*** RECORDS FOR THE TASK

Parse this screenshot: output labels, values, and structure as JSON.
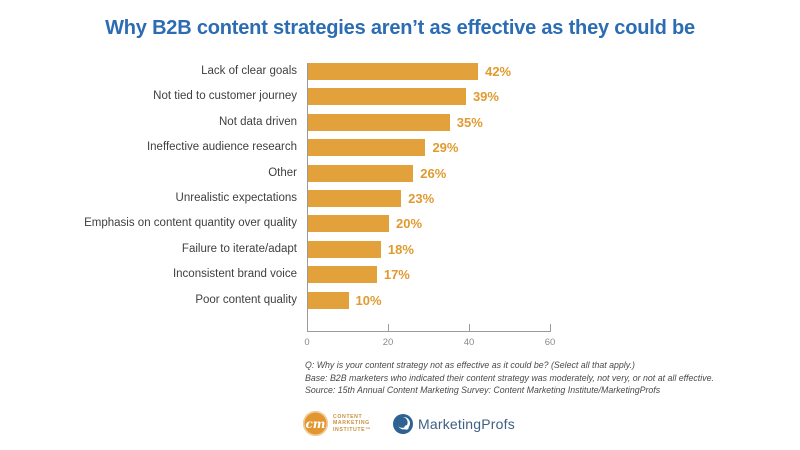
{
  "title": "Why B2B content strategies aren’t as effective as they could be",
  "chart_data": {
    "type": "bar",
    "orientation": "horizontal",
    "title": "Why B2B content strategies aren’t as effective as they could be",
    "categories": [
      "Lack of clear goals",
      "Not tied to customer journey",
      "Not data driven",
      "Ineffective audience research",
      "Other",
      "Unrealistic expectations",
      "Emphasis on content quantity over quality",
      "Failure to iterate/adapt",
      "Inconsistent brand voice",
      "Poor content quality"
    ],
    "values": [
      42,
      39,
      35,
      29,
      26,
      23,
      20,
      18,
      17,
      10
    ],
    "value_suffix": "%",
    "xlabel": "",
    "ylabel": "",
    "xlim": [
      0,
      60
    ],
    "x_ticks": [
      0,
      20,
      40,
      60
    ],
    "grid": "off",
    "legend": "none",
    "bar_color": "#E2A13B",
    "value_label_color": "#E09A30"
  },
  "footnotes": {
    "q": "Q: Why is your content strategy not as effective as it could be? (Select all that apply.)",
    "base": "Base: B2B marketers who indicated their content strategy was moderately, not very, or not at all effective.",
    "source": "Source: 15th Annual Content Marketing Survey: Content Marketing Institute/MarketingProfs"
  },
  "logos": {
    "cmi": {
      "monogram": "cm",
      "lines": [
        "CONTENT",
        "MARKETING",
        "INSTITUTE™"
      ]
    },
    "marketingprofs": {
      "name": "MarketingProfs"
    }
  },
  "colors": {
    "title": "#2B6CB3",
    "bar": "#E2A13B",
    "axis": "#9B9B9B",
    "cmi_orange": "#E1962F",
    "mp_blue": "#2D6293"
  }
}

******

| PROMPT |
Where a line holds "they", copy it out.

| RESPONSE TO THE EXERCISE |
  "title": "Why B2B content strategies aren’t as effective as they could be",
    "title": "Why B2B content strategies aren’t as effective as they could be",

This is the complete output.